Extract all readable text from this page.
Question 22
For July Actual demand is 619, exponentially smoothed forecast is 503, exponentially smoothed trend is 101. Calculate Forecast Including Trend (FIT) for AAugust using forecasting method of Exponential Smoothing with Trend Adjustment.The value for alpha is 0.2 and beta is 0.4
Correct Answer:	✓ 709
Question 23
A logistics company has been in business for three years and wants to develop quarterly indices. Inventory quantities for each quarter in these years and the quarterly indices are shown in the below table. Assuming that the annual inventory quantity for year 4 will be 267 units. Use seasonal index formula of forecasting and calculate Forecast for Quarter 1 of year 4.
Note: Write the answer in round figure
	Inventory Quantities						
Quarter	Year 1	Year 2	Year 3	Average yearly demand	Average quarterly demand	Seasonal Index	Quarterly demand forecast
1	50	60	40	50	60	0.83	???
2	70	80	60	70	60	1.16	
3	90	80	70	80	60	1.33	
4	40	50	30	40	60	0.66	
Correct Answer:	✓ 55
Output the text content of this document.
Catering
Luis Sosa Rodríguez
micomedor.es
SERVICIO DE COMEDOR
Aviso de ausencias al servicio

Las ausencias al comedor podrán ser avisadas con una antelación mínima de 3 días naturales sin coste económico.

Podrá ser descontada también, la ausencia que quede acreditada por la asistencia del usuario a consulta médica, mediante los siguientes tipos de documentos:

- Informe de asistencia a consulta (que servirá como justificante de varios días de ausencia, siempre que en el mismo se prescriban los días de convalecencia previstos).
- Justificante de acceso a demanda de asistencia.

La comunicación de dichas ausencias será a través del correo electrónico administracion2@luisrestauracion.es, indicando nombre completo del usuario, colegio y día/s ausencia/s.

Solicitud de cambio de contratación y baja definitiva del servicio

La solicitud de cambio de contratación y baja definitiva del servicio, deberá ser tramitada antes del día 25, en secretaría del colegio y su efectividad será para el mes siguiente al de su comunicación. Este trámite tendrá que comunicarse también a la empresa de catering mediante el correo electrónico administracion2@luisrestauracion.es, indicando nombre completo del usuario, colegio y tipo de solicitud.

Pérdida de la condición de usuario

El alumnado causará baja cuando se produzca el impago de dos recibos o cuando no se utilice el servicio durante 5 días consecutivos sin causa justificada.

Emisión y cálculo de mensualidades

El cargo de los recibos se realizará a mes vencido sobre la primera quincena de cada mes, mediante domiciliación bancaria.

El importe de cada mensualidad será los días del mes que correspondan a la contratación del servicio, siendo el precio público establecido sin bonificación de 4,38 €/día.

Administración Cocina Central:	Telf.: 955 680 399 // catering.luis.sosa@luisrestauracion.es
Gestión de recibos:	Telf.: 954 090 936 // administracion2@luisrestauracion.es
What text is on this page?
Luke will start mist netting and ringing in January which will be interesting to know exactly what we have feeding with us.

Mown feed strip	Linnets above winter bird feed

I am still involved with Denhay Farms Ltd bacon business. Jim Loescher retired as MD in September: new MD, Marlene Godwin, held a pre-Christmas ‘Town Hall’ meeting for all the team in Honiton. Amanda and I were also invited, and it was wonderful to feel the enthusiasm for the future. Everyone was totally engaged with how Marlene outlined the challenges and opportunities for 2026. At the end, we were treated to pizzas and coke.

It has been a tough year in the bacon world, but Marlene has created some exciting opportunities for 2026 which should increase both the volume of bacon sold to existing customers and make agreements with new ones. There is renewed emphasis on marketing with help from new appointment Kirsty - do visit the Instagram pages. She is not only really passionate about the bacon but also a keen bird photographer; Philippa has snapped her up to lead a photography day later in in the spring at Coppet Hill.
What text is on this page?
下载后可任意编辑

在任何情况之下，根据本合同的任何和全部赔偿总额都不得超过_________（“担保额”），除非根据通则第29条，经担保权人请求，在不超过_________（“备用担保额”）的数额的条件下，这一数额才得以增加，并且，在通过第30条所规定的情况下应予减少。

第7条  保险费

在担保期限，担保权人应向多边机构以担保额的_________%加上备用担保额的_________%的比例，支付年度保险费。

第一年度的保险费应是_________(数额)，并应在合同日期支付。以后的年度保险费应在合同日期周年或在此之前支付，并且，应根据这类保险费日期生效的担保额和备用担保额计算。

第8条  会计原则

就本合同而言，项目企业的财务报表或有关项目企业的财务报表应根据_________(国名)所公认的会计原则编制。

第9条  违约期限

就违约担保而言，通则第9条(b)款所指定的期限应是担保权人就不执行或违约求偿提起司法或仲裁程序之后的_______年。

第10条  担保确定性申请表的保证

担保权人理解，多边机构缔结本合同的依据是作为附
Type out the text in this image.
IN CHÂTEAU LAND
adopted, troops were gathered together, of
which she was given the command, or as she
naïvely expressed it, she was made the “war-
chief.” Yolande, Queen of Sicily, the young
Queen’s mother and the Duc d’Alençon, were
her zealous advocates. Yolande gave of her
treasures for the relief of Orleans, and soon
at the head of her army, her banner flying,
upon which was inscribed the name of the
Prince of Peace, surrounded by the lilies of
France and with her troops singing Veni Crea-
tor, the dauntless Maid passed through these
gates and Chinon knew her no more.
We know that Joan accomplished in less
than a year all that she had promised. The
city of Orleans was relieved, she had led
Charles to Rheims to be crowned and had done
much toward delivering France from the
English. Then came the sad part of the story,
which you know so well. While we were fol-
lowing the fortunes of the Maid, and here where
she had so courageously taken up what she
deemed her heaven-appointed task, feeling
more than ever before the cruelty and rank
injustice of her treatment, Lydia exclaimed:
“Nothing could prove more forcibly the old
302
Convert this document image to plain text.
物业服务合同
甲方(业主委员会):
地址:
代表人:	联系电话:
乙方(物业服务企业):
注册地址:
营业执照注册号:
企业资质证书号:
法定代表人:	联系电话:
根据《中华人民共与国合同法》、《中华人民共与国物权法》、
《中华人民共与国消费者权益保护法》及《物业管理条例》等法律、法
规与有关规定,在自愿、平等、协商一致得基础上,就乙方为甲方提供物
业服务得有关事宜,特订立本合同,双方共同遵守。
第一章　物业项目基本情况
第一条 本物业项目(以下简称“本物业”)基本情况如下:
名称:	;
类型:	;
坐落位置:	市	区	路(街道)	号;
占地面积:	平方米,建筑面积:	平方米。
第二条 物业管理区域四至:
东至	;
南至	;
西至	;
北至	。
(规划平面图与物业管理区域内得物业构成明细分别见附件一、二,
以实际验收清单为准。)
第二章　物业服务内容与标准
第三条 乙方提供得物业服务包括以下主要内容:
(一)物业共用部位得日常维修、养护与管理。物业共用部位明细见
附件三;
^^^^
SET TASK: All of the entries above must be quoted exactly.

TASK ANSWER:
Extract all readable text from this page.
Question 22
For July Actual demand is 619, exponentially smoothed forecast is 503, exponentially smoothed trend is 101. Calculate Forecast Including Trend (FIT) for AAugust using forecasting method of Exponential Smoothing with Trend Adjustment.The value for alpha is 0.2 and beta is 0.4
Correct Answer:	✓ 709
Question 23
A logistics company has been in business for three years and wants to develop quarterly indices. Inventory quantities for each quarter in these years and the quarterly indices are shown in the below table. Assuming that the annual inventory quantity for year 4 will be 267 units. Use seasonal index formula of forecasting and calculate Forecast for Quarter 1 of year 4.
Note: Write the answer in round figure
	Inventory Quantities						
Quarter	Year 1	Year 2	Year 3	Average yearly demand	Average quarterly demand	Seasonal Index	Quarterly demand forecast
1	50	60	40	50	60	0.83	???
2	70	80	60	70	60	1.16	
3	90	80	70	80	60	1.33	
4	40	50	30	40	60	0.66	
Correct Answer:	✓ 55
Output the text content of this document.
Catering
Luis Sosa Rodríguez
micomedor.es
SERVICIO DE COMEDOR
Aviso de ausencias al servicio

Las ausencias al comedor podrán ser avisadas con una antelación mínima de 3 días naturales sin coste económico.

Podrá ser descontada también, la ausencia que quede acreditada por la asistencia del usuario a consulta médica, mediante los siguientes tipos de documentos:

- Informe de asistencia a consulta (que servirá como justificante de varios días de ausencia, siempre que en el mismo se prescriban los días de convalecencia previstos).
- Justificante de acceso a demanda de asistencia.

La comunicación de dichas ausencias será a través del correo electrónico administracion2@luisrestauracion.es, indicando nombre completo del usuario, colegio y día/s ausencia/s.

Solicitud de cambio de contratación y baja definitiva del servicio

La solicitud de cambio de contratación y baja definitiva del servicio, deberá ser tramitada antes del día 25, en secretaría del colegio y su efectividad será para el mes siguiente al de su comunicación. Este trámite tendrá que comunicarse también a la empresa de catering mediante el correo electrónico administracion2@luisrestauracion.es, indicando nombre completo del usuario, colegio y tipo de solicitud.

Pérdida de la condición de usuario

El alumnado causará baja cuando se produzca el impago de dos recibos o cuando no se utilice el servicio durante 5 días consecutivos sin causa justificada.

Emisión y cálculo de mensualidades

El cargo de los recibos se realizará a mes vencido sobre la primera quincena de cada mes, mediante domiciliación bancaria.

El importe de cada mensualidad será los días del mes que correspondan a la contratación del servicio, siendo el precio público establecido sin bonificación de 4,38 €/día.

Administración Cocina Central:	Telf.: 955 680 399 // catering.luis.sosa@luisrestauracion.es
Gestión de recibos:	Telf.: 954 090 936 // administracion2@luisrestauracion.es
What text is on this page?
Luke will start mist netting and ringing in January which will be interesting to know exactly what we have feeding with us.

Mown feed strip	Linnets above winter bird feed

I am still involved with Denhay Farms Ltd bacon business. Jim Loescher retired as MD in September: new MD, Marlene Godwin, held a pre-Christmas ‘Town Hall’ meeting for all the team in Honiton. Amanda and I were also invited, and it was wonderful to feel the enthusiasm for the future. Everyone was totally engaged with how Marlene outlined the challenges and opportunities for 2026. At the end, we were treated to pizzas and coke.

It has been a tough year in the bacon world, but Marlene has created some exciting opportunities for 2026 which should increase both the volume of bacon sold to existing customers and make agreements with new ones. There is renewed emphasis on marketing with help from new appointment Kirsty - do visit the Instagram pages. She is not only really passionate about the bacon but also a keen bird photographer; Philippa has snapped her up to lead a photography day later in in the spring at Coppet Hill.
What text is on this page?
下载后可任意编辑

在任何情况之下，根据本合同的任何和全部赔偿总额都不得超过_________（“担保额”），除非根据通则第29条，经担保权人请求，在不超过_________（“备用担保额”）的数额的条件下，这一数额才得以增加，并且，在通过第30条所规定的情况下应予减少。

第7条  保险费

在担保期限，担保权人应向多边机构以担保额的_________%加上备用担保额的_________%的比例，支付年度保险费。

第一年度的保险费应是_________(数额)，并应在合同日期支付。以后的年度保险费应在合同日期周年或在此之前支付，并且，应根据这类保险费日期生效的担保额和备用担保额计算。

第8条  会计原则

就本合同而言，项目企业的财务报表或有关项目企业的财务报表应根据_________(国名)所公认的会计原则编制。

第9条  违约期限

就违约担保而言，通则第9条(b)款所指定的期限应是担保权人就不执行或违约求偿提起司法或仲裁程序之后的_______年。

第10条  担保确定性申请表的保证

担保权人理解，多边机构缔结本合同的依据是作为附
Type out the text in this image.
IN CHÂTEAU LAND
adopted, troops were gathered together, of
which she was given the command, or as she
naïvely expressed it, she was made the “war-
chief.” Yolande, Queen of Sicily, the young
Queen’s mother and the Duc d’Alençon, were
her zealous advocates. Yolande gave of her
treasures for the relief of Orleans, and soon
at the head of her army, her banner flying,
upon which was inscribed the name of the
Prince of Peace, surrounded by the lilies of
France and with her troops singing Veni Crea-
tor, the dauntless Maid passed through these
gates and Chinon knew her no more.
We know that Joan accomplished in less
than a year all that she had promised. The
city of Orleans was relieved, she had led
Charles to Rheims to be crowned and had done
much toward delivering France from the
English. Then came the sad part of the story,
which you know so well. While we were fol-
lowing the fortunes of the Maid, and here where
she had so courageously taken up what she
deemed her heaven-appointed task, feeling
more than ever before the cruelty and rank
injustice of her treatment, Lydia exclaimed:
“Nothing could prove more forcibly the old
302
Convert this document image to plain text.
物业服务合同
甲方(业主委员会):
地址:
代表人:	联系电话:
乙方(物业服务企业):
注册地址:
营业执照注册号:
企业资质证书号:
法定代表人:	联系电话:
根据《中华人民共与国合同法》、《中华人民共与国物权法》、
《中华人民共与国消费者权益保护法》及《物业管理条例》等法律、法
规与有关规定,在自愿、平等、协商一致得基础上,就乙方为甲方提供物
业服务得有关事宜,特订立本合同,双方共同遵守。
第一章　物业项目基本情况
第一条 本物业项目(以下简称“本物业”)基本情况如下:
名称:	;
类型:	;
坐落位置:	市	区	路(街道)	号;
占地面积:	平方米,建筑面积:	平方米。
第二条 物业管理区域四至:
东至	;
南至	;
西至	;
北至	。
(规划平面图与物业管理区域内得物业构成明细分别见附件一、二,
以实际验收清单为准。)
第二章　物业服务内容与标准
第三条 乙方提供得物业服务包括以下主要内容:
(一)物业共用部位得日常维修、养护与管理。物业共用部位明细见
附件三;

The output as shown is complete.